What you will do: Each line of the material must be repeated precisely, with the pictures left out.

* * *

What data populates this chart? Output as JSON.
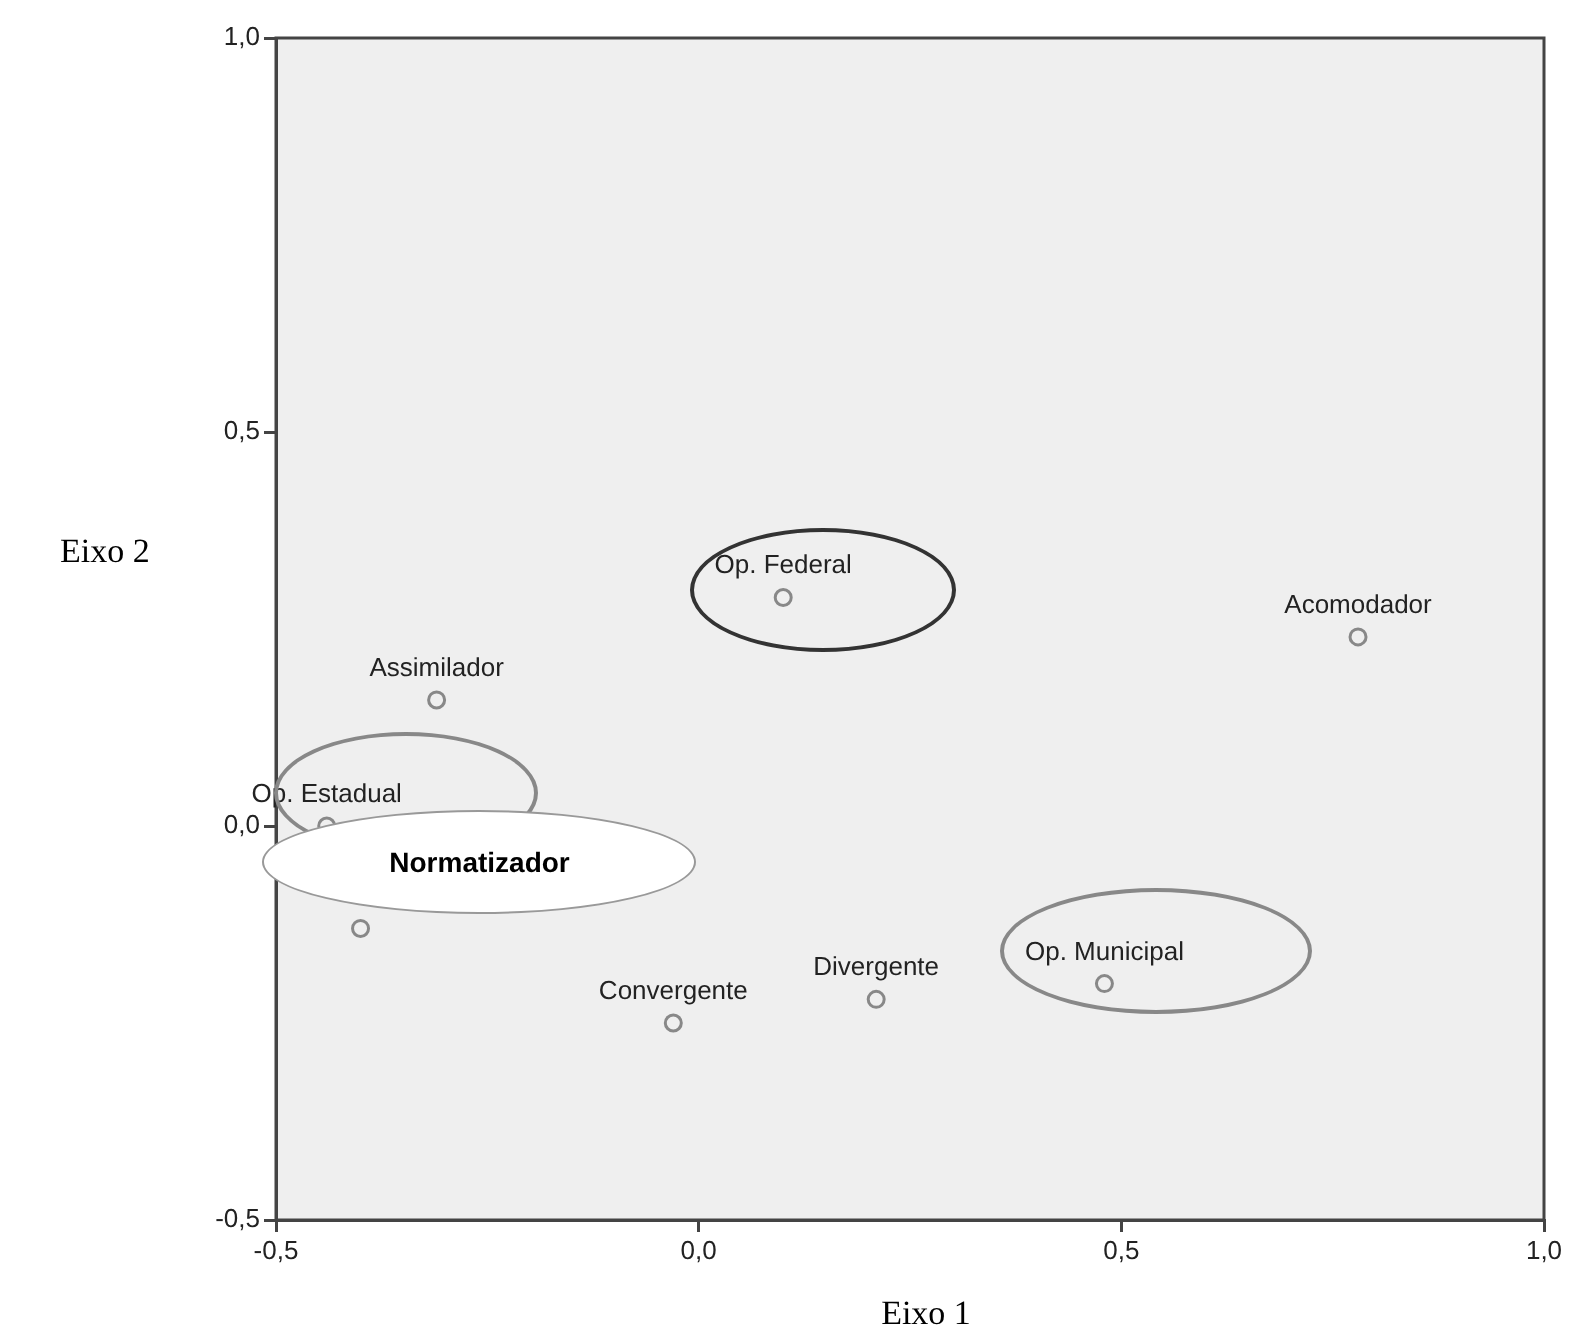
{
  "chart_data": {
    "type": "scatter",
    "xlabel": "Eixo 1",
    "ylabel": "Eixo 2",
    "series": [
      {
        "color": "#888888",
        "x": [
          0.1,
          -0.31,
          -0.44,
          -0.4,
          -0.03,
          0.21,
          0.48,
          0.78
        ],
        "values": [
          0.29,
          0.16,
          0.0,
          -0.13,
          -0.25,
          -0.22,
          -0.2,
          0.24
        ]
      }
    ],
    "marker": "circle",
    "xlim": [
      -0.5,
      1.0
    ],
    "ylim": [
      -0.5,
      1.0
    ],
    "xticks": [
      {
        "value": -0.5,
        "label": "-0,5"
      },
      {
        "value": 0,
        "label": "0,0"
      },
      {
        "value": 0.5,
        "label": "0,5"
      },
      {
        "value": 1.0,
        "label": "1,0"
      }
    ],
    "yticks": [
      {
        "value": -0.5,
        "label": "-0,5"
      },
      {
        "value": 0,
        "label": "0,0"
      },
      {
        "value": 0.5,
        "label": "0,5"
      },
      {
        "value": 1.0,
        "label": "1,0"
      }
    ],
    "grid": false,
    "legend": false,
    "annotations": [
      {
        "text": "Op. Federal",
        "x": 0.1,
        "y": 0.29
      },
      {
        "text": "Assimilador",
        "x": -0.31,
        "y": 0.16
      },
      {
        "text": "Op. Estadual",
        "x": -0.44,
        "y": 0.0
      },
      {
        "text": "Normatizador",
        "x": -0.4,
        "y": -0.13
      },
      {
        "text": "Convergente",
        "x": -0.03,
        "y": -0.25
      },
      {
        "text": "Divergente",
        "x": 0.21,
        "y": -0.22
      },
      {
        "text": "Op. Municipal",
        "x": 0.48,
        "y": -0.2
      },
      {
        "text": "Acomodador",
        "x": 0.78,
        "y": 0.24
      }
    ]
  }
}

* * *

Written answer:
What data populates this chart? Output as JSON.
{
  "chart_data": {
    "type": "scatter",
    "xlabel": "Eixo 1",
    "ylabel": "Eixo 2",
    "series": [
      {
        "color": "#888888",
        "x": [
          0.1,
          -0.31,
          -0.44,
          -0.4,
          -0.03,
          0.21,
          0.48,
          0.78
        ],
        "values": [
          0.29,
          0.16,
          0.0,
          -0.13,
          -0.25,
          -0.22,
          -0.2,
          0.24
        ]
      }
    ],
    "marker": "circle",
    "xlim": [
      -0.5,
      1.0
    ],
    "ylim": [
      -0.5,
      1.0
    ],
    "xticks": [
      {
        "value": -0.5,
        "label": "-0,5"
      },
      {
        "value": 0,
        "label": "0,0"
      },
      {
        "value": 0.5,
        "label": "0,5"
      },
      {
        "value": 1.0,
        "label": "1,0"
      }
    ],
    "yticks": [
      {
        "value": -0.5,
        "label": "-0,5"
      },
      {
        "value": 0,
        "label": "0,0"
      },
      {
        "value": 0.5,
        "label": "0,5"
      },
      {
        "value": 1.0,
        "label": "1,0"
      }
    ],
    "grid": false,
    "legend": false,
    "annotations": [
      {
        "text": "Op. Federal",
        "x": 0.1,
        "y": 0.29
      },
      {
        "text": "Assimilador",
        "x": -0.31,
        "y": 0.16
      },
      {
        "text": "Op. Estadual",
        "x": -0.44,
        "y": 0.0
      },
      {
        "text": "Normatizador",
        "x": -0.4,
        "y": -0.13
      },
      {
        "text": "Convergente",
        "x": -0.03,
        "y": -0.25
      },
      {
        "text": "Divergente",
        "x": 0.21,
        "y": -0.22
      },
      {
        "text": "Op. Municipal",
        "x": 0.48,
        "y": -0.2
      },
      {
        "text": "Acomodador",
        "x": 0.78,
        "y": 0.24
      }
    ]
  }
}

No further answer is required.